(Saved data entries)

• • • • •

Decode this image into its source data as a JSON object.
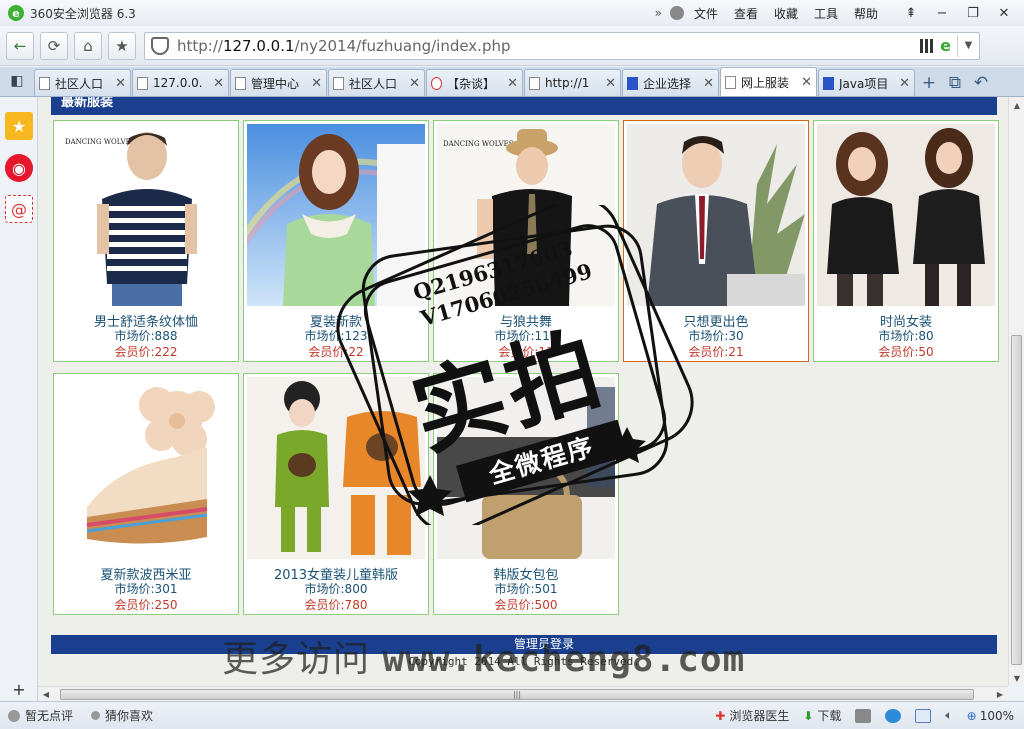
{
  "titlebar": {
    "title": "360安全浏览器 6.3",
    "logo_glyph": "e",
    "more_glyph": "»",
    "menu": [
      "文件",
      "查看",
      "收藏",
      "工具",
      "帮助"
    ],
    "window_buttons": [
      "pin-icon",
      "minimize-icon",
      "restore-icon",
      "close-icon"
    ]
  },
  "addressbar": {
    "url_prefix": "http://",
    "url_host": "127.0.0.1",
    "url_path": "/ny2014/fuzhuang/index.php"
  },
  "tabs": [
    {
      "label": "社区人口",
      "active": false
    },
    {
      "label": "127.0.0.",
      "active": false
    },
    {
      "label": "管理中心",
      "active": false
    },
    {
      "label": "社区人口",
      "active": false
    },
    {
      "label": "【杂谈】",
      "active": false
    },
    {
      "label": "http://1",
      "active": false
    },
    {
      "label": "企业选择",
      "active": false
    },
    {
      "label": "网上服装",
      "active": true
    },
    {
      "label": "Java项目",
      "active": false
    }
  ],
  "page": {
    "section_title": "最新服装",
    "products": [
      {
        "name": "男士舒适条纹体恤",
        "market": "市场价:888",
        "member": "会员价:222"
      },
      {
        "name": "夏装新款",
        "market": "市场价:123",
        "member": "会员价:22"
      },
      {
        "name": "与狼共舞",
        "market": "市场价:112",
        "member": "会员价:11"
      },
      {
        "name": "只想更出色",
        "market": "市场价:30",
        "member": "会员价:21"
      },
      {
        "name": "时尚女装",
        "market": "市场价:80",
        "member": "会员价:50"
      },
      {
        "name": "夏新款波西米亚",
        "market": "市场价:301",
        "member": "会员价:250"
      },
      {
        "name": "2013女童装儿童韩版",
        "market": "市场价:800",
        "member": "会员价:780"
      },
      {
        "name": "韩版女包包",
        "market": "市场价:501",
        "member": "会员价:500"
      }
    ],
    "admin_login": "管理员登录",
    "copyright": "Copyright 2014 All Rights Reserved."
  },
  "watermark": {
    "site_prefix": "更多访问",
    "site_url": "www.kecheng8.com",
    "stamp_line1": "Q2196317603",
    "stamp_line2": "V17060256499",
    "stamp_big": "实拍",
    "stamp_ribbon": "全微程序"
  },
  "statusbar": {
    "left": [
      "暂无点评",
      "猜你喜欢"
    ],
    "doctor": "浏览器医生",
    "download": "下载",
    "zoom": "100%"
  }
}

• • • • •

▶ [Aim of the exercise] Pull out each line holding the string "label".

▶ [Task response]
      "label": "社区人口",
      "label": "127.0.0.",
      "label": "管理中心",
      "label": "社区人口",
      "label": "【杂谈】",
      "label": "http://1",
      "label": "企业选择",
      "label": "网上服装",
      "label": "Java项目",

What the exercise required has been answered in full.